Given exercise:
Set down each entry exactly as given; pictures should not appear in the copy.

Records to use:
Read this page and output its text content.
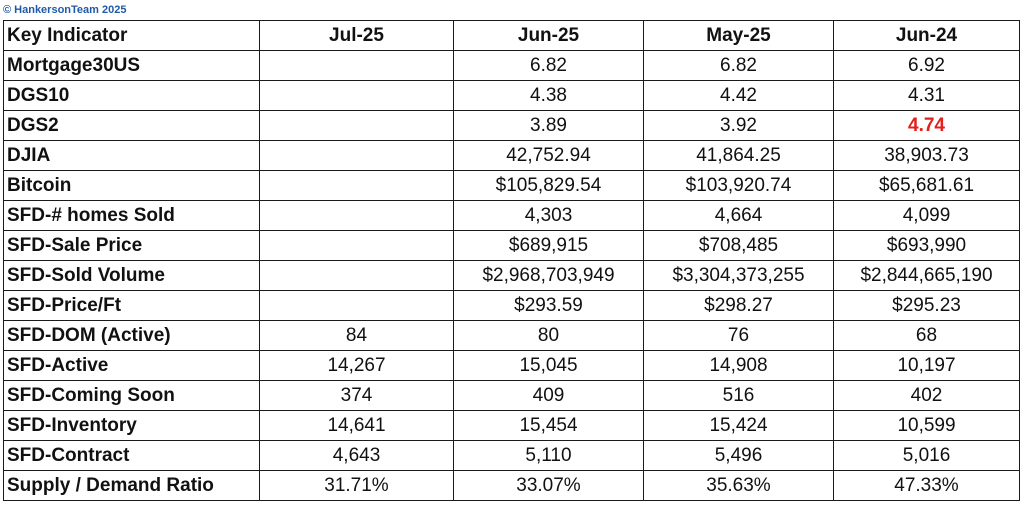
© HankersonTeam 2025
Key Indicator	Jul-25	Jun-25	May-25	Jun-24
Mortgage30US		6.82	6.82	6.92
DGS10		4.38	4.42	4.31
DGS2		3.89	3.92	4.74
DJIA		42,752.94	41,864.25	38,903.73
Bitcoin		$105,829.54	$103,920.74	$65,681.61
SFD-# homes Sold		4,303	4,664	4,099
SFD-Sale Price		$689,915	$708,485	$693,990
SFD-Sold Volume		$2,968,703,949	$3,304,373,255	$2,844,665,190
SFD-Price/Ft		$293.59	$298.27	$295.23
SFD-DOM (Active)	84	80	76	68
SFD-Active	14,267	15,045	14,908	10,197
SFD-Coming Soon	374	409	516	402
SFD-Inventory	14,641	15,454	15,424	10,599
SFD-Contract	4,643	5,110	5,496	5,016
Supply / Demand Ratio	31.71%	33.07%	35.63%	47.33%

Finished exercise:
Read this page and output its text content.
© HankersonTeam 2025
Key Indicator	Jul-25	Jun-25	May-25	Jun-24
Mortgage30US		6.82	6.82	6.92
DGS10		4.38	4.42	4.31
DGS2		3.89	3.92	4.74
DJIA		42,752.94	41,864.25	38,903.73
Bitcoin		$105,829.54	$103,920.74	$65,681.61
SFD-# homes Sold		4,303	4,664	4,099
SFD-Sale Price		$689,915	$708,485	$693,990
SFD-Sold Volume		$2,968,703,949	$3,304,373,255	$2,844,665,190
SFD-Price/Ft		$293.59	$298.27	$295.23
SFD-DOM (Active)	84	80	76	68
SFD-Active	14,267	15,045	14,908	10,197
SFD-Coming Soon	374	409	516	402
SFD-Inventory	14,641	15,454	15,424	10,599
SFD-Contract	4,643	5,110	5,496	5,016
Supply / Demand Ratio	31.71%	33.07%	35.63%	47.33%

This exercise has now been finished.